** Start Source records **

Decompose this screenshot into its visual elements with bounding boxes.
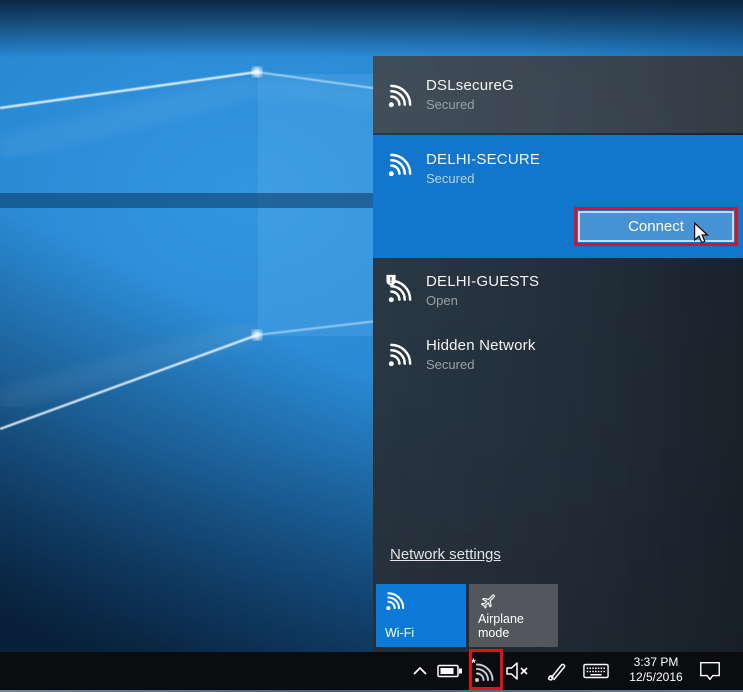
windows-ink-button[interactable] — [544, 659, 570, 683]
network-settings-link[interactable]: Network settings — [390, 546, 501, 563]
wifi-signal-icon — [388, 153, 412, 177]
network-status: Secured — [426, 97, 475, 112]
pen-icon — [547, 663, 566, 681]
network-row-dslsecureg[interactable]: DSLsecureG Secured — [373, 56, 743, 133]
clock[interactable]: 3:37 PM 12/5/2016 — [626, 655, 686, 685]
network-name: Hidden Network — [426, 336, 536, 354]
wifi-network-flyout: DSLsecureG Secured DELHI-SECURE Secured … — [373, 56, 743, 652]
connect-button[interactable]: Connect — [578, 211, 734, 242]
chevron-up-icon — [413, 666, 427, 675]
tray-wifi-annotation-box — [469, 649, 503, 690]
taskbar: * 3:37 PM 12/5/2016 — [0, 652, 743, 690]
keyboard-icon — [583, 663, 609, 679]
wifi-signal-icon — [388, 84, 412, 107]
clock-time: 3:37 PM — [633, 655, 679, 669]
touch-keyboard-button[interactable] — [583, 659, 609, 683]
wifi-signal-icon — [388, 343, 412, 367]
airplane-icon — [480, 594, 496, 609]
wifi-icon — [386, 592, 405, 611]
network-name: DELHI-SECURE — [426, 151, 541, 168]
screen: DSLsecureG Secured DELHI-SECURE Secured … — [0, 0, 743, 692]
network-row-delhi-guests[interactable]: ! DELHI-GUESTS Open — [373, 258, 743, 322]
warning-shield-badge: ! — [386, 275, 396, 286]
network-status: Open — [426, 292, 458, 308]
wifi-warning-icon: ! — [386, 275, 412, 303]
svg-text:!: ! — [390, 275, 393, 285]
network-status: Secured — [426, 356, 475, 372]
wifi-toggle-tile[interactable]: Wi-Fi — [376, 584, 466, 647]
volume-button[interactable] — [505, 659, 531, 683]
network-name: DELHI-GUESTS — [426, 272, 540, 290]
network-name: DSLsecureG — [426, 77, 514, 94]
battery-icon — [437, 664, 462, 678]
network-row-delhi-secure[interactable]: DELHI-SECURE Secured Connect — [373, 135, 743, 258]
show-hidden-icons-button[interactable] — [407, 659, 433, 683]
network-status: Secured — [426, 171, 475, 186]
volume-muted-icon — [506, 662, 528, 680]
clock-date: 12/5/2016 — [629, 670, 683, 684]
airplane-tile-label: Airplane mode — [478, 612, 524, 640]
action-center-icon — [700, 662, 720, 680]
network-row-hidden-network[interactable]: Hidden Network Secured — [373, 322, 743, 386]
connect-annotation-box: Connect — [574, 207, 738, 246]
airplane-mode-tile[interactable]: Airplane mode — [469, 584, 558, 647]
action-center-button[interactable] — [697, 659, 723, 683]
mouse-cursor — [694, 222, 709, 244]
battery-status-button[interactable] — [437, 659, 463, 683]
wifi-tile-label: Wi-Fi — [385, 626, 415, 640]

** End Source records **

### Task objective
Reproduce all of the lines above verbatim, omitting the picture.

### Task output
Decompose this screenshot into its visual elements with bounding boxes.
windows-ink-button[interactable] — [544, 659, 570, 683]
network-settings-link[interactable]: Network settings — [390, 546, 501, 563]
wifi-signal-icon — [388, 153, 412, 177]
network-status: Secured — [426, 97, 475, 112]
pen-icon — [547, 663, 566, 681]
network-row-dslsecureg[interactable]: DSLsecureG Secured — [373, 56, 743, 133]
clock[interactable]: 3:37 PM 12/5/2016 — [626, 655, 686, 685]
network-name: Hidden Network — [426, 336, 536, 354]
wifi-network-flyout: DSLsecureG Secured DELHI-SECURE Secured … — [373, 56, 743, 652]
connect-button[interactable]: Connect — [578, 211, 734, 242]
chevron-up-icon — [413, 666, 427, 675]
tray-wifi-annotation-box — [469, 649, 503, 690]
taskbar: * 3:37 PM 12/5/2016 — [0, 652, 743, 690]
keyboard-icon — [583, 663, 609, 679]
wifi-signal-icon — [388, 84, 412, 107]
clock-time: 3:37 PM — [633, 655, 679, 669]
touch-keyboard-button[interactable] — [583, 659, 609, 683]
wifi-signal-icon — [388, 343, 412, 367]
airplane-icon — [480, 594, 496, 609]
wifi-icon — [386, 592, 405, 611]
network-name: DELHI-SECURE — [426, 151, 541, 168]
screen: DSLsecureG Secured DELHI-SECURE Secured … — [0, 0, 743, 692]
network-row-delhi-guests[interactable]: ! DELHI-GUESTS Open — [373, 258, 743, 322]
warning-shield-badge: ! — [386, 275, 396, 286]
network-status: Open — [426, 292, 458, 308]
wifi-warning-icon: ! — [386, 275, 412, 303]
svg-text:!: ! — [390, 275, 393, 285]
network-status: Secured — [426, 356, 475, 372]
wifi-toggle-tile[interactable]: Wi-Fi — [376, 584, 466, 647]
volume-button[interactable] — [505, 659, 531, 683]
network-name: DELHI-GUESTS — [426, 272, 540, 290]
network-name: DSLsecureG — [426, 77, 514, 94]
battery-icon — [437, 664, 462, 678]
network-row-delhi-secure[interactable]: DELHI-SECURE Secured Connect — [373, 135, 743, 258]
show-hidden-icons-button[interactable] — [407, 659, 433, 683]
network-status: Secured — [426, 171, 475, 186]
volume-muted-icon — [506, 662, 528, 680]
clock-date: 12/5/2016 — [629, 670, 683, 684]
airplane-tile-label: Airplane mode — [478, 612, 524, 640]
action-center-icon — [700, 662, 720, 680]
network-row-hidden-network[interactable]: Hidden Network Secured — [373, 322, 743, 386]
connect-annotation-box: Connect — [574, 207, 738, 246]
airplane-mode-tile[interactable]: Airplane mode — [469, 584, 558, 647]
action-center-button[interactable] — [697, 659, 723, 683]
mouse-cursor — [694, 222, 709, 244]
battery-status-button[interactable] — [437, 659, 463, 683]
wifi-tile-label: Wi-Fi — [385, 626, 415, 640]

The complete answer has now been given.